* Document text:

Ex-public school Fortynine served in Q Division of the Metropolitan Police, getting involved in solving cases in the hope of securing a job with the plain clothes division. He was often assisted by his girlfriend (later wife) Joan Carr, who referred to him as her ‘copper boy’.

Like many shows of the day The Adventures of PC 49 had catchphrases, and Fortynine was prone to exclaiming ‘Oh my Sunday helmet!’ when things went wrong.

The idea for the series came from Alan Stranks (1903-1959), an Australian who worked as a crime reporter before moving to England in the late 1930s. Here he started writing scripts for radio, cinema and comics. He also wrote lyrics, including the songs in the 1943 film version of the radio comedy It’s That Man Again, and All, the British entry in the second Eurovision Song Contest in 1957. Sung by Patricia Bredin, it came seventh. You can see it here (it is quite a contrast to the modern-day Eurovision which by coincidence goes out tonight).

* Actions to take:
[A] Answer these questions from the PC 49 text, one line each:
(i) What did Joan Carr call Fortynine?
(ii) What did Fortynine exclaim when things went wrong?
(iii) Where did the song All place in the 1957 Eurovision Song Contest?
[B] Pull out the passage of the PC 49 text starting at "Ex-public school Fortynine" and ending at "things went wrong.".
[C] Turn the paragraph of the PC 49 text that begins "The idea for the series came from" into a short list that keeps its main facts.

* Supplied records:
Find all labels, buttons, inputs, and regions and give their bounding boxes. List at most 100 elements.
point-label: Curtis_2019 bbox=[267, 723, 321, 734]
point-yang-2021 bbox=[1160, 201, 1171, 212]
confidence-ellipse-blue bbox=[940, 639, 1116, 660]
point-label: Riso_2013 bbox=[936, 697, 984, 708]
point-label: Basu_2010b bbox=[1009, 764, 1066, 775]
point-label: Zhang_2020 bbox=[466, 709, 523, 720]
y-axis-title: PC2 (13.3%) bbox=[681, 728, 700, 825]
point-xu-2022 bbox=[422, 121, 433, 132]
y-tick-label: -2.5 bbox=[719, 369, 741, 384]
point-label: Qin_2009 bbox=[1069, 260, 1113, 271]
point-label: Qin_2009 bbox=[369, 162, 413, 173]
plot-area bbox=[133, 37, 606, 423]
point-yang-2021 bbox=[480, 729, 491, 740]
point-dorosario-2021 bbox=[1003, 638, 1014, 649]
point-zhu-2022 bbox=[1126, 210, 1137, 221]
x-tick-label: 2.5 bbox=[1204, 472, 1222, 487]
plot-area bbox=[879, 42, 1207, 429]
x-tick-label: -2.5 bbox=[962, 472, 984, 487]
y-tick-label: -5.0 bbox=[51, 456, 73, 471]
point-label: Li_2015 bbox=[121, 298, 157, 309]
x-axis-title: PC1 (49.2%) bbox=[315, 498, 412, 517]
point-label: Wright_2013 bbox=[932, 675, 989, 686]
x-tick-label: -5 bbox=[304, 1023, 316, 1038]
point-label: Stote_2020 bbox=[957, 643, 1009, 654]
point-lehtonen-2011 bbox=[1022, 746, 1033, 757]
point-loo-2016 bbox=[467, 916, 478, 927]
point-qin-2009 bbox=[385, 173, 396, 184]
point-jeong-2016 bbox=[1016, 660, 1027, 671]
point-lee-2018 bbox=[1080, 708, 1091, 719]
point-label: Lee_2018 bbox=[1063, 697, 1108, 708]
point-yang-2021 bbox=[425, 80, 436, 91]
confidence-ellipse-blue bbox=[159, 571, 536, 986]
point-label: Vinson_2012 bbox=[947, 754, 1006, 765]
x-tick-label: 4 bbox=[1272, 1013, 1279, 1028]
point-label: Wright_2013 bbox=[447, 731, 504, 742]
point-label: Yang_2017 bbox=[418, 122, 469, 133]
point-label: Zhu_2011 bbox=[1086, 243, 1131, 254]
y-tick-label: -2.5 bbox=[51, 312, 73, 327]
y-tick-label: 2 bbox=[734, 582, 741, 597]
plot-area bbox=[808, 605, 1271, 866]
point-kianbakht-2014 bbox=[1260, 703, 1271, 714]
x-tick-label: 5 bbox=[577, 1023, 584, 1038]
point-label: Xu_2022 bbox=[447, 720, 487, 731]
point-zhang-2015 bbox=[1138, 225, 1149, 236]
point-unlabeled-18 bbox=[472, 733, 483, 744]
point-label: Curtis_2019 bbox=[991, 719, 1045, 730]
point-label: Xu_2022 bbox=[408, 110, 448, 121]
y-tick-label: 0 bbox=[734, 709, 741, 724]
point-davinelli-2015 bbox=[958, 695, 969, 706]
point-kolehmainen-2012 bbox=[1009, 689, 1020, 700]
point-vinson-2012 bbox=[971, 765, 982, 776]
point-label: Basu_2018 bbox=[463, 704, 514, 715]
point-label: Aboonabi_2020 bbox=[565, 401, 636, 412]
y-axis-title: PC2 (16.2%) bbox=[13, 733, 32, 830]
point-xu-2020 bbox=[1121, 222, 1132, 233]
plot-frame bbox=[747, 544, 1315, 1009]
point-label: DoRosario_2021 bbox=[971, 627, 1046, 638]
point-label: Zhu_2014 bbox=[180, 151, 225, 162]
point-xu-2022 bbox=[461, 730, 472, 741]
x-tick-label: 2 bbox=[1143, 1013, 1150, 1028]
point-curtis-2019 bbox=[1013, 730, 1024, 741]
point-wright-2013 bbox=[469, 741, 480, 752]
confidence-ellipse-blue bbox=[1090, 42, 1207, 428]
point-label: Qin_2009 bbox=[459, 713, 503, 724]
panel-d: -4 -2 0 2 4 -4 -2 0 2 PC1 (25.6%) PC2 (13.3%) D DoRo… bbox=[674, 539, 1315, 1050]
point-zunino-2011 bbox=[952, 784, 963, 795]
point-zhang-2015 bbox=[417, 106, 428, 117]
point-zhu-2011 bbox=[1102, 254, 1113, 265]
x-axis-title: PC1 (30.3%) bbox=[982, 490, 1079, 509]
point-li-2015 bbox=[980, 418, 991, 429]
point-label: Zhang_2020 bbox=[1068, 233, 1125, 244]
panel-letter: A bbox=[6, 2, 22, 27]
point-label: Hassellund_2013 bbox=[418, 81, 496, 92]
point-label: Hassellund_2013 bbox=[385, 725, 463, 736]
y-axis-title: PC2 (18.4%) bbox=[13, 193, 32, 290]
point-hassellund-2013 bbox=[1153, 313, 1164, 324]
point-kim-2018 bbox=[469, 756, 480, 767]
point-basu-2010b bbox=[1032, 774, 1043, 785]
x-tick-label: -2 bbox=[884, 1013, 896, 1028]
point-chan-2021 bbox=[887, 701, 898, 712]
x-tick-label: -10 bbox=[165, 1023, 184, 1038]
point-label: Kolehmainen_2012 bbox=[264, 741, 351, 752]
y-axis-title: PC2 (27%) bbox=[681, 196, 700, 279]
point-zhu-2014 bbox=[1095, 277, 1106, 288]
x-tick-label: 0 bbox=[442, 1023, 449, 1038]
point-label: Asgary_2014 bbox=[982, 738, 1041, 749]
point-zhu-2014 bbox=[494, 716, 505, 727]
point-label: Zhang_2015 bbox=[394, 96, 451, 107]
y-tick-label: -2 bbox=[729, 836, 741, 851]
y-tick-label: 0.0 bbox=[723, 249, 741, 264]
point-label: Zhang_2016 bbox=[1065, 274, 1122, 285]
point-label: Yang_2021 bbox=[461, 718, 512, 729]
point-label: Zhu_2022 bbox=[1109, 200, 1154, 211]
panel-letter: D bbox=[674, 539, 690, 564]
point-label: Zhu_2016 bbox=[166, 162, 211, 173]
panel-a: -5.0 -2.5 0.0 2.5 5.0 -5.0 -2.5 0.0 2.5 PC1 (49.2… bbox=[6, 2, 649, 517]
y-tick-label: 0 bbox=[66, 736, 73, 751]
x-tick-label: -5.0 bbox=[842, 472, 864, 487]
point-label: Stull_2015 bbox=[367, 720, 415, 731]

* Per-task answers:
[A]
(i) Her ‘copper boy’.
(ii) ‘Oh my Sunday helmet!’
(iii) It came seventh.

[B]
Ex-public school Fortynine served in Q Division of the Metropolitan Police, getting involved in solving cases in the hope of securing a job with the plain clothes division. He was often assisted by his girlfriend (later wife) Joan Carr, who referred to him as her ‘copper boy’.

Like many shows of the day The Adventures of PC 49 had catchphrases, and Fortynine was prone to exclaiming ‘Oh my Sunday helmet!’ when things went wrong.

[C]
- Alan Stranks (1903-1959) came up with the idea for the series.
- He was an Australian crime reporter who moved to England in the late 1930s.
- In England he wrote scripts for radio, cinema and comics.
- His lyrics included the songs in the 1943 film version of the radio comedy It’s That Man Again.
- He also wrote All, the British entry in the second Eurovision Song Contest in 1957. Patricia Bredin sang it, and it came seventh.